COMPLETE THE FOLLOWING:
a) From the article on the Fred Hampton film, output the passage that begins at the words "Shaka King’s studio" and stops after the words "victim, and more.", copied word for word.
b) Go on with the article about the Fred Hampton film, picking up after its final sentence.

PAGE EXTRACT:
......
A challenge in producing a film about Fred Hampton, who came to prominence in Chicago as chairman of the Black Panther Party’s Illinois chapter, is meeting the varied expectations of an audience hungry for the commemoration of an international hero.
Shaka King’s studio directorial debut, “Judas and the Black Messiah” is not a Fred Hampton biopic. Inspired by a true story, it’s instead a fictionalized account of events that led up to Hampton’s assassination by the FBI, who coerced a petty criminal named William O’Neal to help them silence the chairman and the entire Black Panther Party. As the title, which went through several iterations, suggests, the film is a two-hander. Producers Ryan Coogler and Charles D. King joined IndieWire in a video conversation about that important designation, how the title was reached, their attraction to the project, how the film broadened their knowledge of the life that Hampton lived, whether O’Neal was himself a victim, and more.
“Shaka had come up with a lot of titles that were creative, unique, really cool spins, but the issue with the original title, ‘Jesus Was My Homeboy,’ was the party’s reaction to the word ‘homeboy,’ because it was a revolutionary organization that had structural bonds, referring to each other as comrades, or military or government titles, like field marshal, chairman, minister of defense, deputy minister of education,” Coogler said. “So that word for the Panthers kind of trivialized their organization in a way that they weren’t comfortable with. Because so much has been taken from them in terms of the lies that were written about them, members jailed for life, assassinated, political prisoners. So we wanted to find a way to be creative while also respecting their dignity. And what we ended up settling on was really wanting audiences to know that this was a two-hander. Because he didn’t want people saying, ‘I’m going to see the Chairman Fred movie.’ But it’s being told from the point of view of the informant that played a hand in his assassination.”
Over five decades since his assassination at just 21 years old, Hampton remains a folkloric figure, especially within the Black community, even if awareness of his life story mostly begins and ends with the particulars of his death. So it was important to everyone involved in the film, scripted by Shaka King and Will Berson, from a story by Kenny Lucas and Keith Lucas, that it be a counter to the propaganda that was and continues to be spread about the Black Panther Party.
......
RECORD SET:
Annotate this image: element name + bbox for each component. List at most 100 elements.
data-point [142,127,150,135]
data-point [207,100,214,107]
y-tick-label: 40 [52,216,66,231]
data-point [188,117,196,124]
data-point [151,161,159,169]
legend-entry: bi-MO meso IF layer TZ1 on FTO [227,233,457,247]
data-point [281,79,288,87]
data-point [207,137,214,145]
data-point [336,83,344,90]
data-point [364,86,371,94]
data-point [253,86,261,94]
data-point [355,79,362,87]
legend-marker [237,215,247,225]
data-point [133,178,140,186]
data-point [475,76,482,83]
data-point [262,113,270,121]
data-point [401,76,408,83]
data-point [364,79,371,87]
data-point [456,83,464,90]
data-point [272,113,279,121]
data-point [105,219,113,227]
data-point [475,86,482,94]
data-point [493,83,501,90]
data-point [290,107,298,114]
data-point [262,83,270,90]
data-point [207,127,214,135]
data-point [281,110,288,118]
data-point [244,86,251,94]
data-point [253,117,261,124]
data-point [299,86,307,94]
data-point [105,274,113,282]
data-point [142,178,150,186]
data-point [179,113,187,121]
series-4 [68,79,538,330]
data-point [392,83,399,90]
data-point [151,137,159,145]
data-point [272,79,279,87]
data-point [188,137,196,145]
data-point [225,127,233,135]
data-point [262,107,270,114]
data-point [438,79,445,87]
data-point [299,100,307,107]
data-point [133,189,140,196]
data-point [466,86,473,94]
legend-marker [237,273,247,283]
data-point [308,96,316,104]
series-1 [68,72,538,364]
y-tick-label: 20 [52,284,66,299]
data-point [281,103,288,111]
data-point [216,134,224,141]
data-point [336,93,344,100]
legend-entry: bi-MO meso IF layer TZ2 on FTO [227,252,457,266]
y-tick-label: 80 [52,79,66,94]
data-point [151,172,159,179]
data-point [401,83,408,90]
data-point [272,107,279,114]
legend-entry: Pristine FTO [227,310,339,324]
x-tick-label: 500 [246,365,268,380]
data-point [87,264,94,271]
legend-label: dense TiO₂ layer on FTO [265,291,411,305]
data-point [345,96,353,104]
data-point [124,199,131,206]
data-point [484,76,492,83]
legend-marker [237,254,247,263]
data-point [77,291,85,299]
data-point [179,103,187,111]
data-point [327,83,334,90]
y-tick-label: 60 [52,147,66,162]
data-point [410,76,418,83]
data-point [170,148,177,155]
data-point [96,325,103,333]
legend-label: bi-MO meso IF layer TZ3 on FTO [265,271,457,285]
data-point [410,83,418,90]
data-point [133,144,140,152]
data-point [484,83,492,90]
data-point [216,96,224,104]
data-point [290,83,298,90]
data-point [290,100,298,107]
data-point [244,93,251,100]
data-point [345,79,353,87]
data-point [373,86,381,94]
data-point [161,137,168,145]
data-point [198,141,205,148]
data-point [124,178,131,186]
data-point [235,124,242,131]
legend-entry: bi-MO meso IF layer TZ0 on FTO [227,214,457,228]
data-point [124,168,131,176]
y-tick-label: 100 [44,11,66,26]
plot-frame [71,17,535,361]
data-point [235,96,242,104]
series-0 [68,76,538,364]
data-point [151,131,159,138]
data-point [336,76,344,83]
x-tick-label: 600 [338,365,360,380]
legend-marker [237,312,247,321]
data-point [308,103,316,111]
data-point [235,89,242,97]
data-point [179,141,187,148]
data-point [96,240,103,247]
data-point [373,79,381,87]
......
ANSWERS IN ORDER:
a)
Shaka King’s studio directorial debut, “Judas and the Black Messiah” is not a Fred Hampton biopic. Inspired by a true story, it’s instead a fictionalized account of events that led up to Hampton’s assassination by the FBI, who coerced a petty criminal named William O’Neal to help them silence the chairman and the entire Black Panther Party. As the title, which went through several iterations, suggests, the film is a two-hander. Producers Ryan Coogler and Charles D. King joined IndieWire in a video conversation about that important designation, how the title was reached, their attraction to the project, how the film broadened their knowledge of the life that Hampton lived, whether O’Neal was himself a victim, and more.

b)
Shaka King’s original idea for the film, hatched about six years ago, was ambitious. The touchstone for him was Gillo Pontecorvo’s 1966 masterpiece “The Battle of Algiers,” telling a story that would’ve been broader, encompassing almost the entire Black Panther Party narrative. But lack of time and access to necessary resources were a deterrent. It would’ve meant creating a television series, but he really wanted to make another movie.
The filmmaker met Coogler in 2013; both had feature film debuts (“Newlyweeds” and “Fruitvale Station”) premiering at the Sundance Film Festival that year. They stayed in touch and became friends. Coogler would eventually meet and develop a relationship with Charles D. King of MACRO, and would sell him on director King’s “Judas” script years later.
“By the time Ryan and his Proximity team approached us to partner with them, the basic framework of the kind of two-hander approach was already in place,” producer King said. “But I would say that as we began to formulate the kind of creative and business plan in terms of the scope of it, in many of our conversations, both through development, as well as when we went to market, ‘Battle of Algiers’ was definitely one of the top titles that we used in terms of intensity and the kind of aesthetic. In addition to other movies like ‘The Departed’ and ‘Straight Outta Compton.’ So that was part of the fabric of some of our discussions, but Shaka and Will had already created a great framework of a script that we read and fell in love with.”
Hampton’s words about revolution still echo today, maybe louder than ever. And yet, “Judas” is the first feature-length dramatization of any part of Hampton’s life that prominently features the slain leader, even though the biopic is a Hollywood staple, especially during Oscar season. But when it comes to stories about Black people — especially impactful political revolutionaries like the Black Panther Party — the industry hasn’t demonstrated quite the same degree of enthusiasm.
“Now is a time for us, especially as artists with platforms that have wide reach, to be truly representative of who exactly the Black Panthers were, what they stood for and what they accomplished, despite all the adversity they faced,” said Coogler.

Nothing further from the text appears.